── Data for processing

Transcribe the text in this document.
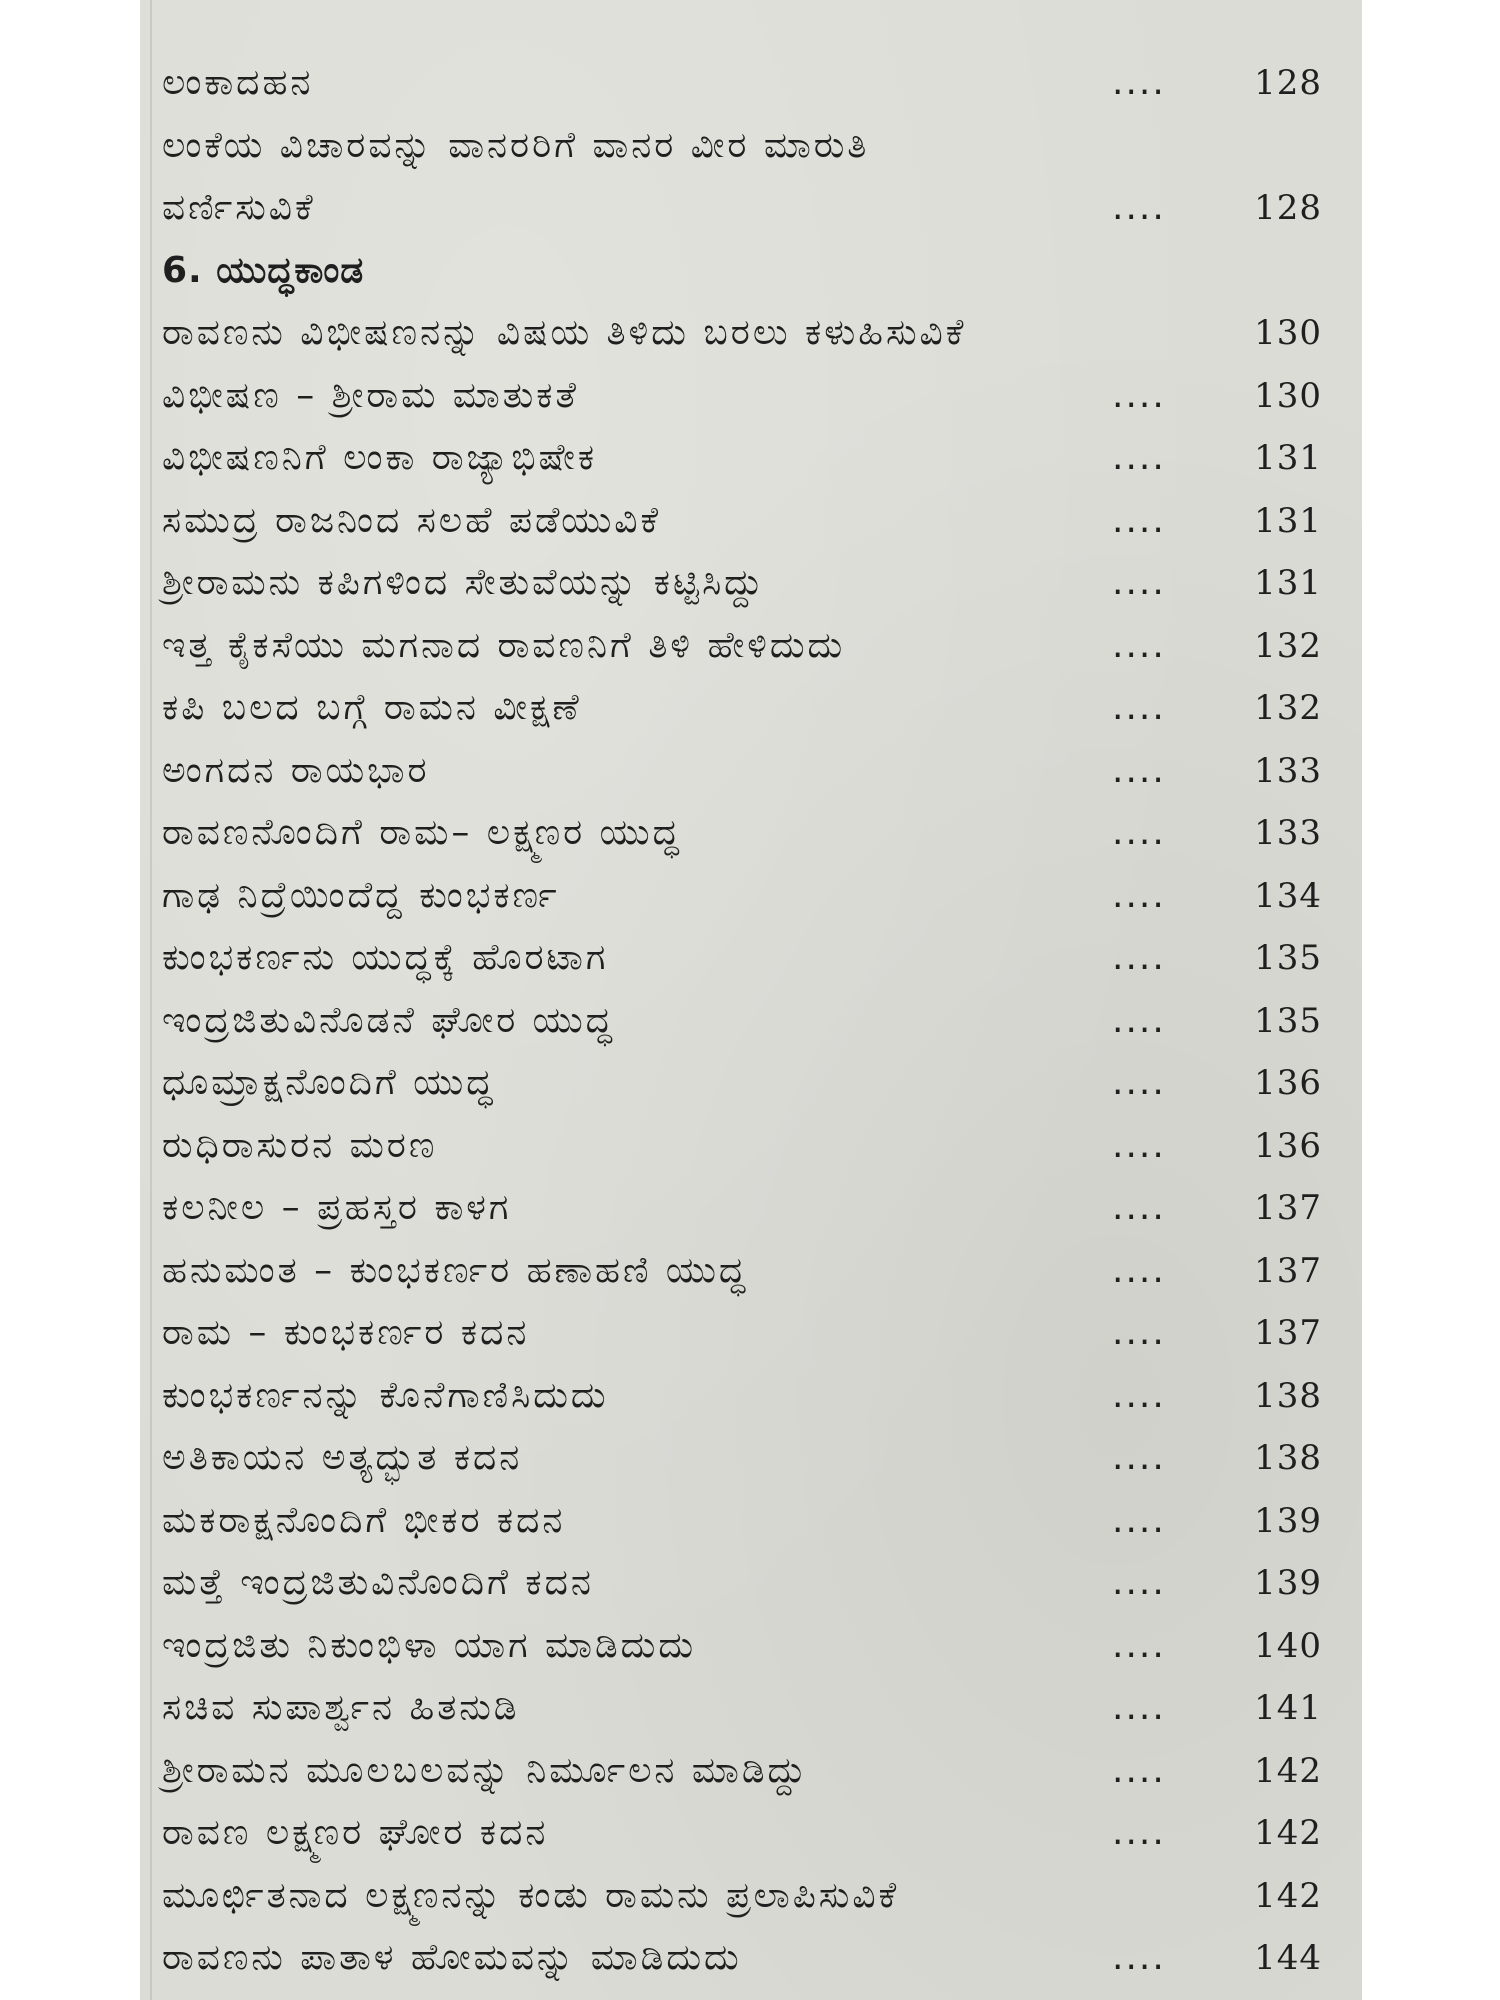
ಲಂಕಾದಹನ	....	128
ಲಂಕೆಯ ವಿಚಾರವನ್ನು ವಾನರರಿಗೆ ವಾನರ ವೀರ ಮಾರುತಿ
ವರ್ಣಿಸುವಿಕೆ	....	128
6. ಯುದ್ಧಕಾಂಡ
ರಾವಣನು ವಿಭೀಷಣನನ್ನು ವಿಷಯ ತಿಳಿದು ಬರಲು ಕಳುಹಿಸುವಿಕೆ	130
ವಿಭೀಷಣ – ಶ್ರೀರಾಮ ಮಾತುಕತೆ	....	130
ವಿಭೀಷಣನಿಗೆ ಲಂಕಾ ರಾಜ್ಯಾಭಿಷೇಕ	....	131
ಸಮುದ್ರ ರಾಜನಿಂದ ಸಲಹೆ ಪಡೆಯುವಿಕೆ	....	131
ಶ್ರೀರಾಮನು ಕಪಿಗಳಿಂದ ಸೇತುವೆಯನ್ನು ಕಟ್ಟಿಸಿದ್ದು	....	131
ಇತ್ತ ಕೈಕಸೆಯು ಮಗನಾದ ರಾವಣನಿಗೆ ತಿಳಿ ಹೇಳಿದುದು	....	132
ಕಪಿ ಬಲದ ಬಗ್ಗೆ ರಾಮನ ವೀಕ್ಷಣೆ	....	132
ಅಂಗದನ ರಾಯಭಾರ	....	133
ರಾವಣನೊಂದಿಗೆ ರಾಮ– ಲಕ್ಷ್ಮಣರ ಯುದ್ಧ	....	133
ಗಾಢ ನಿದ್ರೆಯಿಂದೆದ್ದ ಕುಂಭಕರ್ಣ	....	134
ಕುಂಭಕರ್ಣನು ಯುದ್ಧಕ್ಕೆ ಹೊರಟಾಗ	....	135
ಇಂದ್ರಜಿತುವಿನೊಡನೆ ಘೋರ ಯುದ್ಧ	....	135
ಧೂಮ್ರಾಕ್ಷನೊಂದಿಗೆ ಯುದ್ಧ	....	136
ರುಧಿರಾಸುರನ ಮರಣ	....	136
ಕಲನೀಲ – ಪ್ರಹಸ್ತರ ಕಾಳಗ	....	137
ಹನುಮಂತ – ಕುಂಭಕರ್ಣರ ಹಣಾಹಣಿ ಯುದ್ಧ	....	137
ರಾಮ – ಕುಂಭಕರ್ಣರ ಕದನ	....	137
ಕುಂಭಕರ್ಣನನ್ನು ಕೊನೆಗಾಣಿಸಿದುದು	....	138
ಅತಿಕಾಯನ ಅತ್ಯದ್ಭುತ ಕದನ	....	138
ಮಕರಾಕ್ಷನೊಂದಿಗೆ ಭೀಕರ ಕದನ	....	139
ಮತ್ತೆ ಇಂದ್ರಜಿತುವಿನೊಂದಿಗೆ ಕದನ	....	139
ಇಂದ್ರಜಿತು ನಿಕುಂಭಿಳಾ ಯಾಗ ಮಾಡಿದುದು	....	140
ಸಚಿವ ಸುಪಾರ್ಶ್ವನ ಹಿತನುಡಿ	....	141
ಶ್ರೀರಾಮನ ಮೂಲಬಲವನ್ನು ನಿರ್ಮೂಲನ ಮಾಡಿದ್ದು	....	142
ರಾವಣ ಲಕ್ಷ್ಮಣರ ಘೋರ ಕದನ	....	142
ಮೂರ್ಛಿತನಾದ ಲಕ್ಷ್ಮಣನನ್ನು ಕಂಡು ರಾಮನು ಪ್ರಲಾಪಿಸುವಿಕೆ	142
ರಾವಣನು ಪಾತಾಳ ಹೋಮವನ್ನು ಮಾಡಿದುದು	....	144
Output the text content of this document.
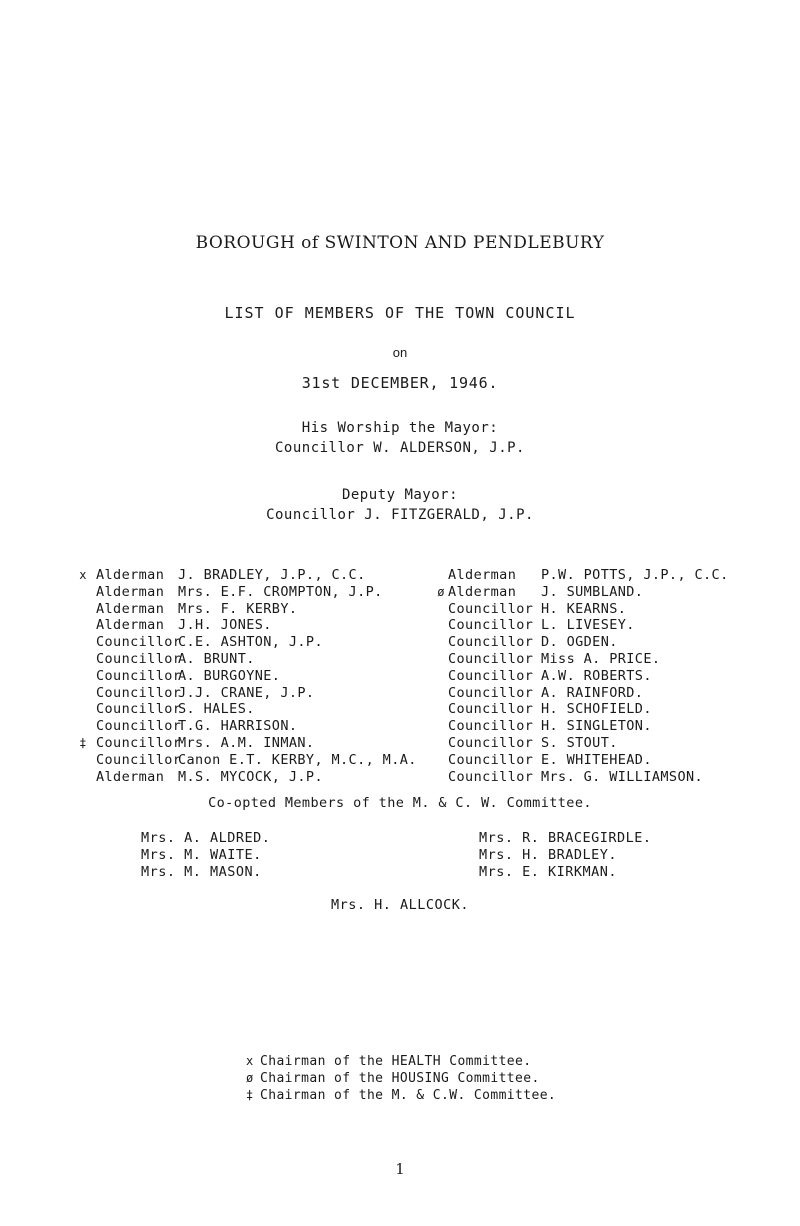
BOROUGH of SWINTON AND PENDLEBURY
LIST OF MEMBERS OF THE TOWN COUNCIL
on
31st DECEMBER, 1946.
His Worship the Mayor:
Councillor W. ALDERSON, J.P.
Deputy Mayor:
Councillor J. FITZGERALD, J.P.
x Alderman J. BRADLEY, J.P., C.C.
Alderman Mrs. E.F. CROMPTON, J.P.
Alderman Mrs. F. KERBY.
Alderman J.H. JONES.
CouncillorC.E. ASHTON, J.P.
CouncillorA. BRUNT.
CouncillorA. BURGOYNE.
CouncillorJ.J. CRANE, J.P.
CouncillorS. HALES.
CouncillorT.G. HARRISON.
‡ CouncillorMrs. A.M. INMAN.
CouncillorCanon E.T. KERBY, M.C., M.A.
Alderman M.S. MYCOCK, J.P.
Alderman P.W. POTTS, J.P., C.C.
ø Alderman J. SUMBLAND.
Councillor H. KEARNS.
Councillor L. LIVESEY.
Councillor D. OGDEN.
Councillor Miss A. PRICE.
Councillor A.W. ROBERTS.
Councillor A. RAINFORD.
Councillor H. SCHOFIELD.
Councillor H. SINGLETON.
Councillor S. STOUT.
Councillor E. WHITEHEAD.
Councillor Mrs. G. WILLIAMSON.
Co-opted Members of the M. & C. W. Committee.
Mrs. A. ALDRED.
Mrs. M. WAITE.
Mrs. M. MASON.
Mrs. R. BRACEGIRDLE.
Mrs. H. BRADLEY.
Mrs. E. KIRKMAN.
Mrs. H. ALLCOCK.
x Chairman of the HEALTH Committee.
ø Chairman of the HOUSING Committee.
‡ Chairman of the M. & C.W. Committee.
1
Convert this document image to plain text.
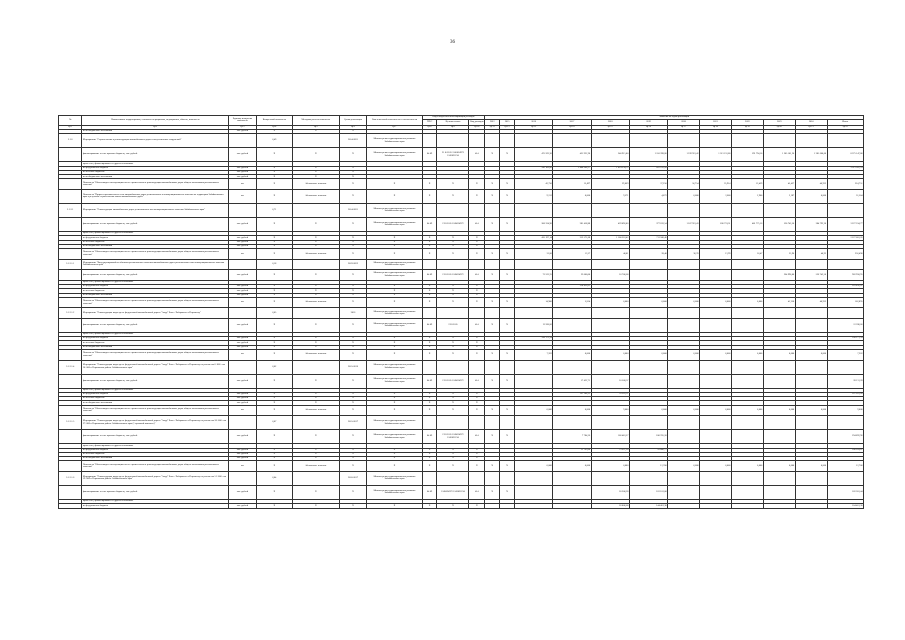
36
№	Наименование подпрограммы, основного мероприятия, мероприятия, объекта, показателя	Единица измерения показателя	Конкретный показатель	Методика расчета показателя	Сроки реализации	Ответственный исполнитель и соисполнители	Коды бюджетной классификации расходов			Значения по годам реализации											
							ГРБС	Целевая статья	Вид расходов	2012	2015	2016	2017	2018	2019	2020	2021	2022	2023	2024	Итого
гр.1	гр.2	гр.3	гр.4	гр.5	гр.6	гр.7	гр.8	гр.9	гр.10	гр.11	гр.12	гр.13	гр.14	гр.15	гр.16	гр.17	гр.18	гр.19	гр.20	гр.21	гр.22
	из внебюджетных источников	тыс. рублей	X	X	X																
3.1.6	Мероприятие "Строительство и реконструкция автомобильных дорог и искусственных сооружений"		0,49		2014-2021	Министерство территориального развития Забайкальского края															
	финансирование за счет краевого бюджета, тыс. рублей	тыс. рублей	X	X	X	Министерство территориального развития Забайкальского края	04 09	21 0 03 05 1245024972 1242021194	414	X	X	475 592,20	431 921,90	340 915,00	1 110 398,86	1 339 913,42	1 513 153,80	591 794,10	1 305 101,20	1 281 600,00	8 375 147,80
	кроме того, финансирование из других источников:																				
	из федерального бюджета	тыс. рублей	X	X	X							545 106,00	1 400 908,57	1 014 234,72	455 255,43						3 315 962,24
	из местных бюджетов	тыс. рублей	X	X	X																
	из внебюджетных источников	тыс. рублей	X	X	X																
	Показатель "Объем ввода в эксплуатацию после строительства и реконструкции автомобильных дорог общего пользования регионального значения"	км	X	Абсолютное значение	X	X	X	X	X	X	X	42,750	15,497	39,069	37,250	56,754	35,914	13,439	45,437	40,932	324,751
	Показатель "Прирост протяженности сети автомобильных дорог регионального и межмуниципального значения на территории Забайкальского края в результате строительства новых автомобильных дорог"	км	X	Абсолютное значение	X	X	X	X	X	X	X	9,152	0,000	9,571	4,872	0,000	3,600	2,900	2,187	0,000	31,504
3.1.2.1	Мероприятие "Реконструкция автомобильных дорог регионального или межмуниципального значения Забайкальского края"		0,71		2014-2021	Министерство территориального развития Забайкальского края															
	финансирование за счет краевого бюджета, тыс. рублей	тыс. рублей	X	X	X	Министерство территориального развития Забайкальского края	04 09	213 03 05 1245024972	414	X	X	200 334,90	281 458,88	439 096,06	377 633,54	1 107 913,43	630 774,51	401 775,16	530 743,50	384 793,20	3 227 334,77
	кроме того, финансирование из других источников:																				
	из федерального бюджета	тыс. рублей	X	X	X	X	X	X	X			435 197,14	212 571,08	1 100 318,42	711 580,46						2 227 081,26
	из местных бюджетов	тыс. рублей	X	X	X	X	X	X	X												
	из внебюджетных источников	тыс. рублей	X	X	X	X	X	X	X												
	Показатель "Объем ввода в эксплуатацию после строительства и реконструкции автомобильных дорог общего пользования регионального значения"	км	X	Абсолютное значение	X	X	X	X	X	X	X	31,60	15,37	40,01	28,40	36,70	13,99	10,47	35,90	40,93	256,490
3.1.2.1.1	Мероприятие "Ввод мероприятий по объектам регионального значения автомобильных дорог регионального или межмуниципального значения Забайкальского края"		0,18		2019-2022	Министерство территориального развития Забайкальского края															
	финансирование за счет краевого бюджета, тыс. рублей	тыс. рублей	X	X	X	Министерство территориального развития Забайкальского края	04 09	213 03 05 1245024972	414	X	X	73 522,25	22 000,00	10 700,00					264 990,00	536 742,50	902 958,95
	кроме того, финансирование из других источников:																				
	из федерального бюджета	тыс. рублей	X	X	X	X	X	X	X				210 456,61								210 456,61
	из местных бюджетов	тыс. рублей	X	X	X	X	X	X	X												
	из внебюджетных источников	тыс. рублей	X	X	X	X	X	X	X												
	Показатель "Объем ввода в эксплуатацию после строительства и реконструкции автомобильных дорог общего пользования регионального значения"	км	X	Абсолютное значение	X	X	X	X	X	X	X	14,900	5,814	0,000	0,000	0,000	0,000	0,000	41,250	40,932	102,895
3.1.2.1.2	Мероприятие "Реконструкция подъезда от федеральной автомобильной дороги "Амур" Чита - Хабаровск к г.Нерчинску"		0,05		2016	Министерство территориального развития Забайкальского края															
	финансирование за счет краевого бюджета, тыс. рублей	тыс. рублей	X	X	X	Министерство территориального развития Забайкальского края	04 09	213 03 05	414	X	X	12 590,66									12 590,66
	кроме того, финансирование из других источников:																				
	из федерального бюджета	тыс. рублей	X	X	X	X	X	X	X			330 171,54									330 171,54
	из местных бюджетов	тыс. рублей	X	X	X	X	X	X	X												
	из внебюджетных источников	тыс. рублей	X	X	X	X	X	X	X												
	Показатель "Объем ввода в эксплуатацию после строительства и реконструкции автомобильных дорог общего пользования регионального значения"	км	X	Абсолютное значение	X	X	X	X	X	X	X	7,262	0,000	0,000	0,000	0,000	0,000	0,000	0,000	0,000	7,262
3.1.2.1.4	Мероприятие "Реконструкция подъезда от федеральной автомобильной дороги "Амур" Чита - Хабаровск к г.Нерчинску на участке км 0+000 - км 20+000 в Нерчинском районе Забайкальского края"		0,02		2015-2016	Министерство территориального развития Забайкальского края															
	финансирование за счет краевого бюджета, тыс. рублей	тыс. рублей	X	X	X	Министерство территориального развития Забайкальского края	04 09	213 03 05 1245024972	414	X	X		17 422,71	10 508,57							28 131,28
	кроме того, финансирование из других источников:																				
	из федерального бюджета	тыс. рублей	X	X	X	X	X	X	X				197 180,11	70 510,57							267 691,68
	из местных бюджетов	тыс. рублей	X	X	X	X	X	X	X												
	из внебюджетных источников	тыс. рублей	X	X	X	X	X	X	X												
	Показатель "Объем ввода в эксплуатацию после строительства и реконструкции автомобильных дорог общего пользования регионального значения"	км	X	Абсолютное значение	X	X	X	X	X	X	X	0,000	0,000	9,000	0,000	0,000	0,000	0,000	0,000	0,000	9,000
3.1.2.1.5	Мероприятие "Реконструкция подъезда от федеральной автомобильной дороги "Амур" Чита - Хабаровск к г.Нерчинску на участке км 20+000 - км 27+000 в Нерчинском районе Забайкальского края (1 пусковой комплекс)"		0,07		2015-2017	Министерство территориального развития Забайкальского края															
	финансирование за счет краевого бюджета, тыс. рублей	тыс. рублей	X	X	X	Министерство территориального развития Забайкальского края	04 09	213 03 05 1245024972 1242021194	414	X	X		7 784,26	106 403,57	180 705,20						294 892,96
	кроме того, финансирование из других источников:																				
	из федерального бюджета	тыс. рублей	X	X	X	X	X	X	X				11 765,00	75 927,20	92 886,77						180 624,87
	из местных бюджетов	тыс. рублей	X	X	X	X	X	X	X												
	из внебюджетных источников	тыс. рублей	X	X	X	X	X	X	X												
	Показатель "Объем ввода в эксплуатацию после строительства и реконструкции автомобильных дорог общего пользования регионального значения"	км	X	Абсолютное значение	X	X	X	X	X	X	X	0,000	0,000	0,000	12,700	0,000	0,000	0,000	0,000	0,000	12,700
3.1.2.1.6	Мероприятие "Реконструкция подъезда от федеральной автомобильной дороги "Амур" Чита - Хабаровск к г.Нерчинску на участке км 51+000 - км 59+000 в Нерчинском районе Забайкальского края"		0,04		2016-2017	Министерство территориального развития Забайкальского края															
	финансирование за счет краевого бюджета, тыс. рублей	тыс. рублей	X	X	X	Министерство территориального развития Забайкальского края	04 09	1245024972 1242021194	414	X	X			20 200,28	162 181,00						182 381,44
	кроме того, финансирование из других источников:																				
	из федерального бюджета	тыс. рублей	X	X	X	X	X	X	X					20 000,00	144 461,30						164 461,30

────

Requirement » Check every line of the data above for the string "федерального", and copy those that have it.

Exercise output »
	из федерального бюджета	тыс. рублей	X	X	X							545 106,00	1 400 908,57	1 014 234,72	455 255,43						3 315 962,24
	из федерального бюджета	тыс. рублей	X	X	X	X	X	X	X			435 197,14	212 571,08	1 100 318,42	711 580,46						2 227 081,26
	из федерального бюджета	тыс. рублей	X	X	X	X	X	X	X				210 456,61								210 456,61
	из федерального бюджета	тыс. рублей	X	X	X	X	X	X	X			330 171,54									330 171,54
	из федерального бюджета	тыс. рублей	X	X	X	X	X	X	X				197 180,11	70 510,57							267 691,68
	из федерального бюджета	тыс. рублей	X	X	X	X	X	X	X				11 765,00	75 927,20	92 886,77						180 624,87
	из федерального бюджета	тыс. рублей	X	X	X	X	X	X	X					20 000,00	144 461,30						164 461,30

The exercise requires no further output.